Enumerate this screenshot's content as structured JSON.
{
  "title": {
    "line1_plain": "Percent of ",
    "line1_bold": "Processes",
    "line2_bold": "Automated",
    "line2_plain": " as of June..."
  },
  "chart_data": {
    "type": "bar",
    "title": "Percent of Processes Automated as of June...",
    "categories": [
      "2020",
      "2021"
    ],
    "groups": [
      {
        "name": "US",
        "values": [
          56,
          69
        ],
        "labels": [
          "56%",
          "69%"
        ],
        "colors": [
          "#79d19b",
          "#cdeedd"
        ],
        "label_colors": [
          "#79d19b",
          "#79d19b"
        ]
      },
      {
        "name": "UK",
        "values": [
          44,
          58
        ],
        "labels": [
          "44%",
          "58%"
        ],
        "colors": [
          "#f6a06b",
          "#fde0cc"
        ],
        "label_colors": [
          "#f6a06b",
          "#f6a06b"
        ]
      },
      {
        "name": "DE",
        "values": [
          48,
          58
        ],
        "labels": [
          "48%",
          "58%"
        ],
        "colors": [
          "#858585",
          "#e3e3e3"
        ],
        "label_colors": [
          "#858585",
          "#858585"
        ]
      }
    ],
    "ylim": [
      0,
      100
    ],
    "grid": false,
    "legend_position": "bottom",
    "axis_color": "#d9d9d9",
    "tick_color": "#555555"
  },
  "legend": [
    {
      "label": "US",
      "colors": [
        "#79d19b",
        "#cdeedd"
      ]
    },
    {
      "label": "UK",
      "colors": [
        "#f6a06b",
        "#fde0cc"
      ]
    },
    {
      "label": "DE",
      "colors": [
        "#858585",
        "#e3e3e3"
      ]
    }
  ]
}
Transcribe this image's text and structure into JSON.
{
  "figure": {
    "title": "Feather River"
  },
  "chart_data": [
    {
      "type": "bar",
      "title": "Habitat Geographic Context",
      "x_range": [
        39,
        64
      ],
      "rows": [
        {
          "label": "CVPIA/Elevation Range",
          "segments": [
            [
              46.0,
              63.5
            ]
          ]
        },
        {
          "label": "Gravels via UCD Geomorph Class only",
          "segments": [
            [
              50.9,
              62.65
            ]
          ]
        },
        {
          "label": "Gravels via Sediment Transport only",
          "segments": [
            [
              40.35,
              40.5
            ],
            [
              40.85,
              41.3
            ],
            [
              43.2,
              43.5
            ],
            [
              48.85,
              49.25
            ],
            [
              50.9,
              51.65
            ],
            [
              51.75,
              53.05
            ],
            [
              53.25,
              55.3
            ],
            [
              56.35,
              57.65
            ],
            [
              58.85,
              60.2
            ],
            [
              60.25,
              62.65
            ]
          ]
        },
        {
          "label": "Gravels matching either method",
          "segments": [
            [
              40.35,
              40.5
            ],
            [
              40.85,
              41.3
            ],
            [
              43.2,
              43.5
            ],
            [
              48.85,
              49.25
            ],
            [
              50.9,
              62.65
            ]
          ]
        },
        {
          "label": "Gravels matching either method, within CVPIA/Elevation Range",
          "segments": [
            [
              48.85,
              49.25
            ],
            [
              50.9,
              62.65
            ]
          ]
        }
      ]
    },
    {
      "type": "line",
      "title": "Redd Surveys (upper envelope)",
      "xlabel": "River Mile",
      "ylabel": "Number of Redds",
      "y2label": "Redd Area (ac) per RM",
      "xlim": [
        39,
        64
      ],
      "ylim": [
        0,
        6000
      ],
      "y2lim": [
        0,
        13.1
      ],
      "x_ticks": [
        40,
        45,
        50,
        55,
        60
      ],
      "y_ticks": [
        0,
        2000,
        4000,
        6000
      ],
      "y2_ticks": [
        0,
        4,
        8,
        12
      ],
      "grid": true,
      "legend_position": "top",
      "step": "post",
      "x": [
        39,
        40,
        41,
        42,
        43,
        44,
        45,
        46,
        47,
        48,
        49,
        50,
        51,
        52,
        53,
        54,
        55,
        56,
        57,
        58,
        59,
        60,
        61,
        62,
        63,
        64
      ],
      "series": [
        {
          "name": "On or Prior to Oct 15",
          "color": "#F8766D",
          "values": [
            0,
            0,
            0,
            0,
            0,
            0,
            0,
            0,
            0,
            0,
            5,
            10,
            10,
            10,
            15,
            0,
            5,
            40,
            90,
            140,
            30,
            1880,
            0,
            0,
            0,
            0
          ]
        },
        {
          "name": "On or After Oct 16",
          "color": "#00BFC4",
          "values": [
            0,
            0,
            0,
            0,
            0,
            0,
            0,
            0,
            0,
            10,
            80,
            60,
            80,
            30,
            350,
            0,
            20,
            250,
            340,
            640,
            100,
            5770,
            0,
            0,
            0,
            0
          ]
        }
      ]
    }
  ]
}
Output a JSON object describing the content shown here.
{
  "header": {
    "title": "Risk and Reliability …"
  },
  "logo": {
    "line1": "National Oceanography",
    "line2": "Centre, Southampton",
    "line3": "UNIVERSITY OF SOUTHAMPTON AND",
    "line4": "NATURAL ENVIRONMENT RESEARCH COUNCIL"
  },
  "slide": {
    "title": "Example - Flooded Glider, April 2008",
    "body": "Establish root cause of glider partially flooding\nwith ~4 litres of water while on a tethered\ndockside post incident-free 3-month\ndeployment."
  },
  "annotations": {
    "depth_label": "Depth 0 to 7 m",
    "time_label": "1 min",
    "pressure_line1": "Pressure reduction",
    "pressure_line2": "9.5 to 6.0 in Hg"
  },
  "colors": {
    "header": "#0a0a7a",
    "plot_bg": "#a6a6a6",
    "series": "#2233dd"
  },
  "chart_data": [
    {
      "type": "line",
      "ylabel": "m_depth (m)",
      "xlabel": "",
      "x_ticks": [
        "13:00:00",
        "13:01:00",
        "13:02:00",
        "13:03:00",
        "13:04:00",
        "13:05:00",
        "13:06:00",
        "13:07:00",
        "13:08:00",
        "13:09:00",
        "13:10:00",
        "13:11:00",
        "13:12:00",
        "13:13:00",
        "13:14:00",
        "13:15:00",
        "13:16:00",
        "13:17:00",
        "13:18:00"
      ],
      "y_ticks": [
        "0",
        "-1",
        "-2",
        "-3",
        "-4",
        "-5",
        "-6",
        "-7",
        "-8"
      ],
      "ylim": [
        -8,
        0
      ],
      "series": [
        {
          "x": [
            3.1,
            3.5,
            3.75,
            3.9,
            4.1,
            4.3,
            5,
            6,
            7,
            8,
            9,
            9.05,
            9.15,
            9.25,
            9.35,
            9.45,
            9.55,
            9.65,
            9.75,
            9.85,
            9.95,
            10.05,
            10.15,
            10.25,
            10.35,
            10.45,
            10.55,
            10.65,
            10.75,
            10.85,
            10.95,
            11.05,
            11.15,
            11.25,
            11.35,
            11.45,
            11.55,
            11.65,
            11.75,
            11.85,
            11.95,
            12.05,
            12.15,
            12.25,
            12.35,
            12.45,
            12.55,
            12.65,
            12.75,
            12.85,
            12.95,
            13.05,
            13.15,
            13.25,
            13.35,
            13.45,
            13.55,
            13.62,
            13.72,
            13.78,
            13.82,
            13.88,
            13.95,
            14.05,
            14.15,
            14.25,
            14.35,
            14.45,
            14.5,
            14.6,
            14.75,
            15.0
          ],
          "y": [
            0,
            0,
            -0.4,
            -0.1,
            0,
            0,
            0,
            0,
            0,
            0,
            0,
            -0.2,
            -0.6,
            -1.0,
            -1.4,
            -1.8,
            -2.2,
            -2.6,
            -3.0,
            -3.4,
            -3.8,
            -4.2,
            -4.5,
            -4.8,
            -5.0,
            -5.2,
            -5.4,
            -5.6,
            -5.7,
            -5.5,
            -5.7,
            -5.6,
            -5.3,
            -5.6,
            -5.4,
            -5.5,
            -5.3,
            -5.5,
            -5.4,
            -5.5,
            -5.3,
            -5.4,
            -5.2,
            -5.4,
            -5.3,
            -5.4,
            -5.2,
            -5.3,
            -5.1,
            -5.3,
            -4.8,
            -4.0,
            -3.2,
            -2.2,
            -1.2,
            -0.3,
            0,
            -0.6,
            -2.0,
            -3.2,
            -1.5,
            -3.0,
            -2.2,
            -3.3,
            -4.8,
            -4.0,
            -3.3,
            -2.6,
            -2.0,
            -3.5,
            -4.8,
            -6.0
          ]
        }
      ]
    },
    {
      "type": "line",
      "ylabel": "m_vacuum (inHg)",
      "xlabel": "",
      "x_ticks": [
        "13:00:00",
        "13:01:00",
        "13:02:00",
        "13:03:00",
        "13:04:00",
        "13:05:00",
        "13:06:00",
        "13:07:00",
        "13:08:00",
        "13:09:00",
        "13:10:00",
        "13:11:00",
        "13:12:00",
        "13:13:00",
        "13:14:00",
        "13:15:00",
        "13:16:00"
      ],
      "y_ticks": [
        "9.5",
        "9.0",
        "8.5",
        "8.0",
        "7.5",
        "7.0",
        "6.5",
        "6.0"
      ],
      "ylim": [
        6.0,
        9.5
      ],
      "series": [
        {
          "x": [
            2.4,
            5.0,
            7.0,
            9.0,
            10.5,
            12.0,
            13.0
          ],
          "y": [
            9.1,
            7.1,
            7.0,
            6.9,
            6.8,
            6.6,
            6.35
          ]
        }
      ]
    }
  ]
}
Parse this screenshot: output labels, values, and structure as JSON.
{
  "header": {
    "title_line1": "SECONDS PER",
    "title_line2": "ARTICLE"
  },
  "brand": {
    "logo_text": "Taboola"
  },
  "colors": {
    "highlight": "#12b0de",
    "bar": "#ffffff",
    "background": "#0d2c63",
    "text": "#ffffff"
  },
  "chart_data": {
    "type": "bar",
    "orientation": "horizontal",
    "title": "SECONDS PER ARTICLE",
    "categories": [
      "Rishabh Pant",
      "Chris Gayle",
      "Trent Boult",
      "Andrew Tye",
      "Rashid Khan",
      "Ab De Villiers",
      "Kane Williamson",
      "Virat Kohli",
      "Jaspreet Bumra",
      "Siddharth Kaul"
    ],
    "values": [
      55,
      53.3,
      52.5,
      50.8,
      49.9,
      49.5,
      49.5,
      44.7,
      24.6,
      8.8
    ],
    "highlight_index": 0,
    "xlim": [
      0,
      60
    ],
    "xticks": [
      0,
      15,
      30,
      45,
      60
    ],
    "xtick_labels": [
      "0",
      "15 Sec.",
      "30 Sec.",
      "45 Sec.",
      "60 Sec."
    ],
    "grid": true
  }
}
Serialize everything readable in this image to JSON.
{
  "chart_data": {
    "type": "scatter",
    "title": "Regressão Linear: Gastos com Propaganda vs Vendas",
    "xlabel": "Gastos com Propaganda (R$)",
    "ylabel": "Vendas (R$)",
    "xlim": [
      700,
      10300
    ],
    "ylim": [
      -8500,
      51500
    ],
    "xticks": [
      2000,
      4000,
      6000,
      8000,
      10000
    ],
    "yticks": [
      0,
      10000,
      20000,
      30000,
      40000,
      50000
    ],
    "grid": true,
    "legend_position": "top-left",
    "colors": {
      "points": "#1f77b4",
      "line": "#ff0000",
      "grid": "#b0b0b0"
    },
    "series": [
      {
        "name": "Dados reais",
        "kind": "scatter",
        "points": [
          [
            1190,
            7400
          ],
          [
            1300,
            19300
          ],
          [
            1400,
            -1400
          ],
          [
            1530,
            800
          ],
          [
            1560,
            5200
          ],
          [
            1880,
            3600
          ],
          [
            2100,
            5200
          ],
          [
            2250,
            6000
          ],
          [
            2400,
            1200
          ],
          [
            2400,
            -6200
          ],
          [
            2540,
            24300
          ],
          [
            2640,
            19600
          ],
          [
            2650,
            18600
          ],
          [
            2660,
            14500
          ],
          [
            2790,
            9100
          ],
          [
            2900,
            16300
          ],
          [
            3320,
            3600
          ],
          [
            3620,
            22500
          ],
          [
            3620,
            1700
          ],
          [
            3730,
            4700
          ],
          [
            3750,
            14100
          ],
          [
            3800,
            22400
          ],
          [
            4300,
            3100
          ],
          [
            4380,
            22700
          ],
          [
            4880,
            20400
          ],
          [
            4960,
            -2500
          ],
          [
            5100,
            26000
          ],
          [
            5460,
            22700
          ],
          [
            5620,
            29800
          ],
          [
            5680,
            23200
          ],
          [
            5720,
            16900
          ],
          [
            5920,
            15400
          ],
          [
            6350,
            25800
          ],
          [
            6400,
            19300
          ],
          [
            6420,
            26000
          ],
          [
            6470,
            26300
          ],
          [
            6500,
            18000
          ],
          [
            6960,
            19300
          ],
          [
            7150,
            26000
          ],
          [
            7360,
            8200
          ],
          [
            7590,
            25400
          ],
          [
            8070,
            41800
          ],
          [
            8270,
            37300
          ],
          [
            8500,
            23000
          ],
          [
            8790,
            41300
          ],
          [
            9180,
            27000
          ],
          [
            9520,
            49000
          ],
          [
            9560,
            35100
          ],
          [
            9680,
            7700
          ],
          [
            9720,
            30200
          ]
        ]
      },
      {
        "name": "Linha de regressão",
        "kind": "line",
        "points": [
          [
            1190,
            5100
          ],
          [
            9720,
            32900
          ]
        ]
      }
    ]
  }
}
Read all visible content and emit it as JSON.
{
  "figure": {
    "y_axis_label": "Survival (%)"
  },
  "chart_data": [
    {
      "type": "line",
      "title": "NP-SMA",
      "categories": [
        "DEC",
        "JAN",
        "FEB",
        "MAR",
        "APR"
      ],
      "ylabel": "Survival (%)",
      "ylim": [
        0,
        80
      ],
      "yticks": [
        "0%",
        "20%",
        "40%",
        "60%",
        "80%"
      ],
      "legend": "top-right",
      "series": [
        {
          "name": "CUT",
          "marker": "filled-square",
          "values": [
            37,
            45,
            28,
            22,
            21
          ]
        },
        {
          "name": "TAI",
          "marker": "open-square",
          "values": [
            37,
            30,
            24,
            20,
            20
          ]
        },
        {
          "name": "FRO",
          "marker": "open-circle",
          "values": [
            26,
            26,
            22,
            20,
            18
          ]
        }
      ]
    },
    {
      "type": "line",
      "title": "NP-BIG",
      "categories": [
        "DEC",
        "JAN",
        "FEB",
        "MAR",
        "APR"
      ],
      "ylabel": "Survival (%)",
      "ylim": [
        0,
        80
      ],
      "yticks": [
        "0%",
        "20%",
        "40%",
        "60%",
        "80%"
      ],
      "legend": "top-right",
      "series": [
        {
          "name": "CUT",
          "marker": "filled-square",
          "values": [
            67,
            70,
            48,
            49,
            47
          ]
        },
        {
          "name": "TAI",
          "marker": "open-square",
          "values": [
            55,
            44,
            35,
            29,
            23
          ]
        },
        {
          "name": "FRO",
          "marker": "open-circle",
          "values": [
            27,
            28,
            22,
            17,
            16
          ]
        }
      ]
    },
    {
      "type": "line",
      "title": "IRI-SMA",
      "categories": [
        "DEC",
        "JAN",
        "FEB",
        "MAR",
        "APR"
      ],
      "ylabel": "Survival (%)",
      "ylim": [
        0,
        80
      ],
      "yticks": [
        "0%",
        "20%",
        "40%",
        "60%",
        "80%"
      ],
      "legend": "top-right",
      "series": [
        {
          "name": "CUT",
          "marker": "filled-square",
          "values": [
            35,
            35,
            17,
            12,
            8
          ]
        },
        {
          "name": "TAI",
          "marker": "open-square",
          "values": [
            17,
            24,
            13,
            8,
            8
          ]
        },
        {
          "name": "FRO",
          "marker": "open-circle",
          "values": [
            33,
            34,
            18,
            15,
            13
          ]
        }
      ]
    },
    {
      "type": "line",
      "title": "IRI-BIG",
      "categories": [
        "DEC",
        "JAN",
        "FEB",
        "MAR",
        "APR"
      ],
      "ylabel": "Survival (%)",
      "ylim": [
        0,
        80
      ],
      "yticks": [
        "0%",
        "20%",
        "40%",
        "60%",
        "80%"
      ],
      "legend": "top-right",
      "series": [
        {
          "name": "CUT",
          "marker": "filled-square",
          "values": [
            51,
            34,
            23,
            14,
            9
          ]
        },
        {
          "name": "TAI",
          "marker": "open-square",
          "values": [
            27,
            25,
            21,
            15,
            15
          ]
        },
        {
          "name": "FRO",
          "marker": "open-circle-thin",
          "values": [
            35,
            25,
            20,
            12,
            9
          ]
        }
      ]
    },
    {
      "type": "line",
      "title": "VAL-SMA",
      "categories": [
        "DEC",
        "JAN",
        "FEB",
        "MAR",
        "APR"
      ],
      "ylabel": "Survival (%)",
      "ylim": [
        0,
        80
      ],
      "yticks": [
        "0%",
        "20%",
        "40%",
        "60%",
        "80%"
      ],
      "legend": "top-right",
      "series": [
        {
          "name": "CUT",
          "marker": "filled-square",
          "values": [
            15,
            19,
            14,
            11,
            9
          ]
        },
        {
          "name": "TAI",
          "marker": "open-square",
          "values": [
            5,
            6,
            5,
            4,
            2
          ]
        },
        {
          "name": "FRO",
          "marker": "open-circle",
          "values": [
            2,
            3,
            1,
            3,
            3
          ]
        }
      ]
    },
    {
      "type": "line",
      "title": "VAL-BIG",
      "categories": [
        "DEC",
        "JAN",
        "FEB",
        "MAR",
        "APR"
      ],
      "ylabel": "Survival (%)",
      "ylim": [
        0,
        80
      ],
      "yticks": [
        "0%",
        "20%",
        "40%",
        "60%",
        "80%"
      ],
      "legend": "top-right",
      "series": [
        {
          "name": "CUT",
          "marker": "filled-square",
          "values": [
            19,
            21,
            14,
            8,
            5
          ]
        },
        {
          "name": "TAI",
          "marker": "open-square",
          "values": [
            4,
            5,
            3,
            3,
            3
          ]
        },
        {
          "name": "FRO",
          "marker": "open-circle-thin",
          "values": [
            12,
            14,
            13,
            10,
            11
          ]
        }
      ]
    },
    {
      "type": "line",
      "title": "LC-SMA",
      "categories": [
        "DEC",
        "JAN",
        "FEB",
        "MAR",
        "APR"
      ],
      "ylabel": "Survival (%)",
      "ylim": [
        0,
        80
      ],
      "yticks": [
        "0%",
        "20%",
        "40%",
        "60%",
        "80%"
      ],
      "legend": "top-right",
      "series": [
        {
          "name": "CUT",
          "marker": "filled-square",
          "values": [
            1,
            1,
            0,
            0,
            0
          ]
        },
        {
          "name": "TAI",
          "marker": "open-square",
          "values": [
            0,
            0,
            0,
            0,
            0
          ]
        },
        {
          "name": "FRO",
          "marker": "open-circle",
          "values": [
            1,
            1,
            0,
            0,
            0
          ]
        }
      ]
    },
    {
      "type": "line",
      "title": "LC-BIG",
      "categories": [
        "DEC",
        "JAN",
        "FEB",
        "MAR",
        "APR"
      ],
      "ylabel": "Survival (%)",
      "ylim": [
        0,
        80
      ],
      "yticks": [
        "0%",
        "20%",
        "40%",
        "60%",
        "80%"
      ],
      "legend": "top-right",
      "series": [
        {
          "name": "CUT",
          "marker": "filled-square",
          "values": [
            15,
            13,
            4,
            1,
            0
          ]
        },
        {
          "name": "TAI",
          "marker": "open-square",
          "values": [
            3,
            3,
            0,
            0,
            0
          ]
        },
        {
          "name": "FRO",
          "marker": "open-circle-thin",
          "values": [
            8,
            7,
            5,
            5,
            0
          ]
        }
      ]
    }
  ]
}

☆ ☆ ☆

▸ The exercise: Which lines hold the word "content"? Copy every one of them.

▸ The output:
Enumerate this screenshot's content as structured JSON.
Output a JSON object describing the content shown here.
Read all visible content and emit it as JSON.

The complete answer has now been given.